Below is a listing; write it out exactly and drop any images from it.

>> begin Data for this exercise

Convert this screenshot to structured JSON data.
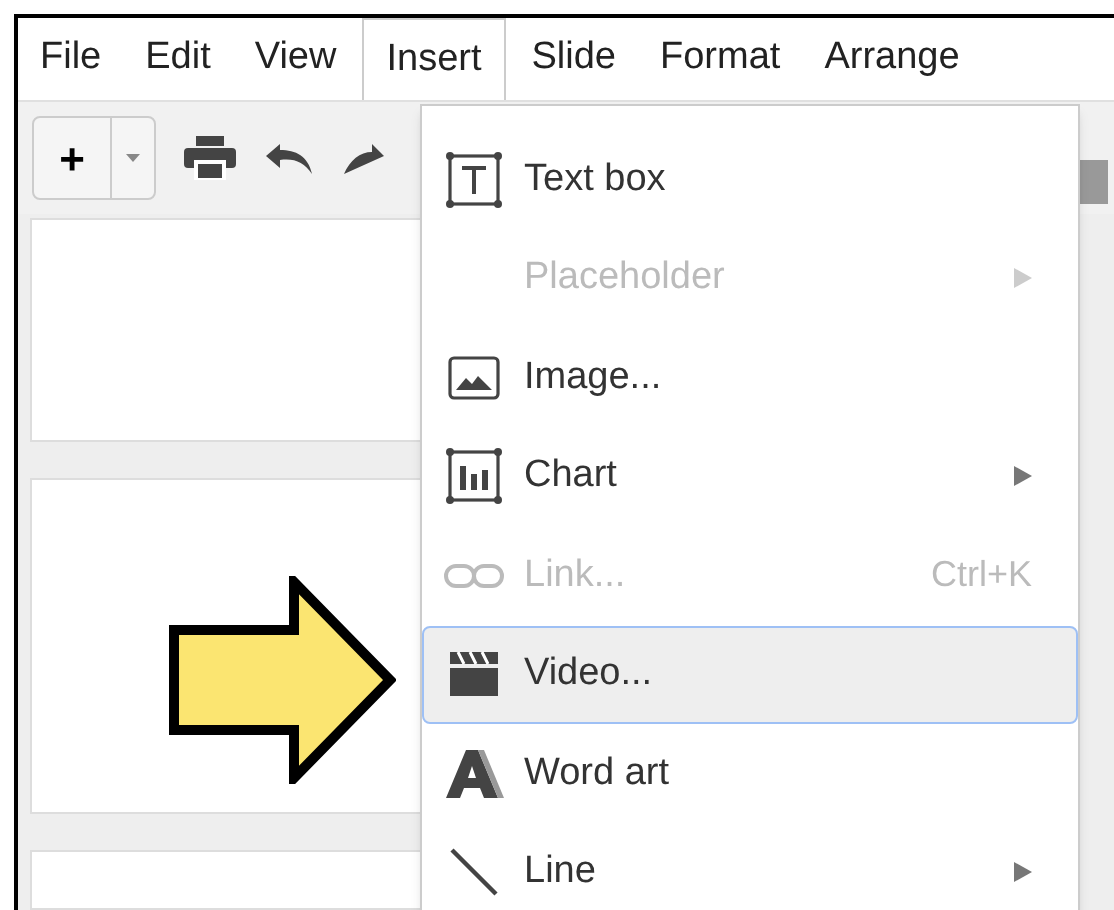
{
  "menu_bar": [
    {
      "label": "File",
      "selected": false
    },
    {
      "label": "Edit",
      "selected": false
    },
    {
      "label": "View",
      "selected": false
    },
    {
      "label": "Insert",
      "selected": true
    },
    {
      "label": "Slide",
      "selected": false
    },
    {
      "label": "Format",
      "selected": false
    },
    {
      "label": "Arrange",
      "selected": false
    }
  ],
  "toolbar": {
    "new_button": "+"
  },
  "insert_menu": [
    {
      "kind": "textbox",
      "label": "Text box",
      "disabled": false,
      "selected": false,
      "submenu": false
    },
    {
      "kind": "placeholder",
      "label": "Placeholder",
      "disabled": true,
      "selected": false,
      "submenu": true
    },
    {
      "kind": "image",
      "label": "Image...",
      "disabled": false,
      "selected": false,
      "submenu": false
    },
    {
      "kind": "chart",
      "label": "Chart",
      "disabled": false,
      "selected": false,
      "submenu": true
    },
    {
      "kind": "link",
      "label": "Link...",
      "disabled": true,
      "selected": false,
      "submenu": false,
      "shortcut": "Ctrl+K"
    },
    {
      "kind": "video",
      "label": "Video...",
      "disabled": false,
      "selected": true,
      "submenu": false
    },
    {
      "kind": "wordart",
      "label": "Word art",
      "disabled": false,
      "selected": false,
      "submenu": false
    },
    {
      "kind": "line",
      "label": "Line",
      "disabled": false,
      "selected": false,
      "submenu": true
    }
  ]
}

>> end Data for this exercise

● Written answer:
Convert this screenshot to structured JSON data.
{
  "menu_bar": [
    {
      "label": "File",
      "selected": false
    },
    {
      "label": "Edit",
      "selected": false
    },
    {
      "label": "View",
      "selected": false
    },
    {
      "label": "Insert",
      "selected": true
    },
    {
      "label": "Slide",
      "selected": false
    },
    {
      "label": "Format",
      "selected": false
    },
    {
      "label": "Arrange",
      "selected": false
    }
  ],
  "toolbar": {
    "new_button": "+"
  },
  "insert_menu": [
    {
      "kind": "textbox",
      "label": "Text box",
      "disabled": false,
      "selected": false,
      "submenu": false
    },
    {
      "kind": "placeholder",
      "label": "Placeholder",
      "disabled": true,
      "selected": false,
      "submenu": true
    },
    {
      "kind": "image",
      "label": "Image...",
      "disabled": false,
      "selected": false,
      "submenu": false
    },
    {
      "kind": "chart",
      "label": "Chart",
      "disabled": false,
      "selected": false,
      "submenu": true
    },
    {
      "kind": "link",
      "label": "Link...",
      "disabled": true,
      "selected": false,
      "submenu": false,
      "shortcut": "Ctrl+K"
    },
    {
      "kind": "video",
      "label": "Video...",
      "disabled": false,
      "selected": true,
      "submenu": false
    },
    {
      "kind": "wordart",
      "label": "Word art",
      "disabled": false,
      "selected": false,
      "submenu": false
    },
    {
      "kind": "line",
      "label": "Line",
      "disabled": false,
      "selected": false,
      "submenu": true
    }
  ]
}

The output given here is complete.